What the task asks -
Every record below should be written out exactly; pictures stay out.

── Material

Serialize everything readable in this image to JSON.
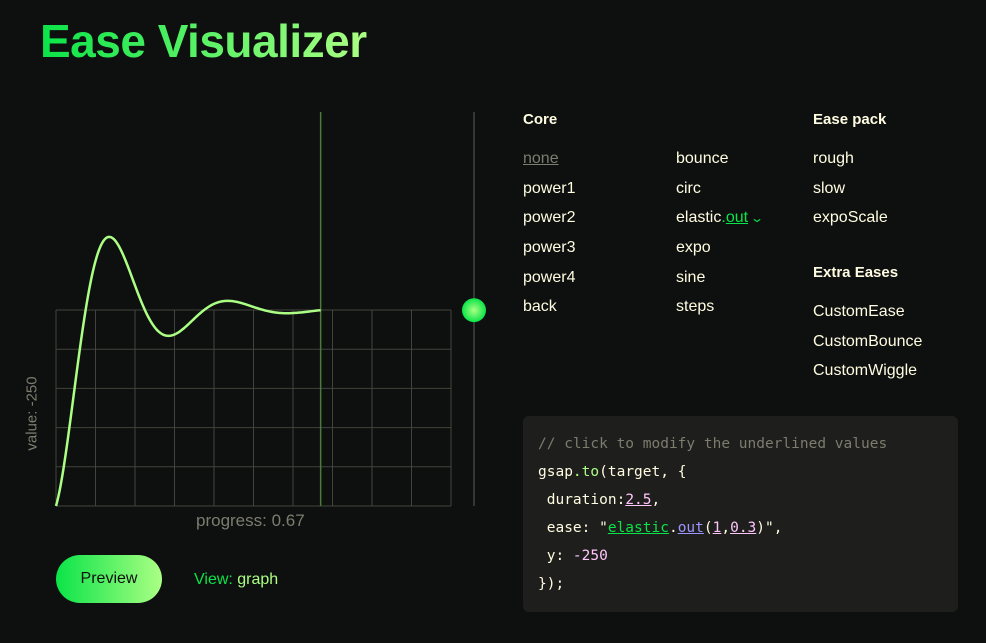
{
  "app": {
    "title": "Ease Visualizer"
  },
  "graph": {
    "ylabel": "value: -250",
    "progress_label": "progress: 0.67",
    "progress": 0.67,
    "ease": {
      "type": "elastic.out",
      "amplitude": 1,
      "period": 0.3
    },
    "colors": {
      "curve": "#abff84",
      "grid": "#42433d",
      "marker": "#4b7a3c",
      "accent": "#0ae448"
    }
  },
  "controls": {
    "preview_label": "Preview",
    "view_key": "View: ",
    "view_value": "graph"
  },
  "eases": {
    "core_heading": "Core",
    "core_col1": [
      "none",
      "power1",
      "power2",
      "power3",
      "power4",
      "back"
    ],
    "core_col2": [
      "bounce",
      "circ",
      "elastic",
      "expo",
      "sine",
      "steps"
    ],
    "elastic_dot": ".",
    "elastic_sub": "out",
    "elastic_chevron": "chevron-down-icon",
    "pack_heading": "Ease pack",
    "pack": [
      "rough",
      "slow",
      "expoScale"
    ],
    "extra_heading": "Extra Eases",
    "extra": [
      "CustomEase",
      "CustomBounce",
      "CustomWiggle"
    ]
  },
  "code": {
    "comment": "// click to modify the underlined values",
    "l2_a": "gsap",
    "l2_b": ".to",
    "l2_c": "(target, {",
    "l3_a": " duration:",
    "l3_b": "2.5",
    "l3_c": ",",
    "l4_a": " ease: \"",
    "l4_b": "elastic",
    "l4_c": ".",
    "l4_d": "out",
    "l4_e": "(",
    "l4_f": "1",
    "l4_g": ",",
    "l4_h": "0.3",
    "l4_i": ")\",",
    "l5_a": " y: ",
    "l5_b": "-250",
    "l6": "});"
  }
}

────

Response below -
Serialize everything readable in this image to JSON.
{
  "app": {
    "title": "Ease Visualizer"
  },
  "graph": {
    "ylabel": "value: -250",
    "progress_label": "progress: 0.67",
    "progress": 0.67,
    "ease": {
      "type": "elastic.out",
      "amplitude": 1,
      "period": 0.3
    },
    "colors": {
      "curve": "#abff84",
      "grid": "#42433d",
      "marker": "#4b7a3c",
      "accent": "#0ae448"
    }
  },
  "controls": {
    "preview_label": "Preview",
    "view_key": "View: ",
    "view_value": "graph"
  },
  "eases": {
    "core_heading": "Core",
    "core_col1": [
      "none",
      "power1",
      "power2",
      "power3",
      "power4",
      "back"
    ],
    "core_col2": [
      "bounce",
      "circ",
      "elastic",
      "expo",
      "sine",
      "steps"
    ],
    "elastic_dot": ".",
    "elastic_sub": "out",
    "elastic_chevron": "chevron-down-icon",
    "pack_heading": "Ease pack",
    "pack": [
      "rough",
      "slow",
      "expoScale"
    ],
    "extra_heading": "Extra Eases",
    "extra": [
      "CustomEase",
      "CustomBounce",
      "CustomWiggle"
    ]
  },
  "code": {
    "comment": "// click to modify the underlined values",
    "l2_a": "gsap",
    "l2_b": ".to",
    "l2_c": "(target, {",
    "l3_a": " duration:",
    "l3_b": "2.5",
    "l3_c": ",",
    "l4_a": " ease: \"",
    "l4_b": "elastic",
    "l4_c": ".",
    "l4_d": "out",
    "l4_e": "(",
    "l4_f": "1",
    "l4_g": ",",
    "l4_h": "0.3",
    "l4_i": ")\",",
    "l5_a": " y: ",
    "l5_b": "-250",
    "l6": "});"
  }
}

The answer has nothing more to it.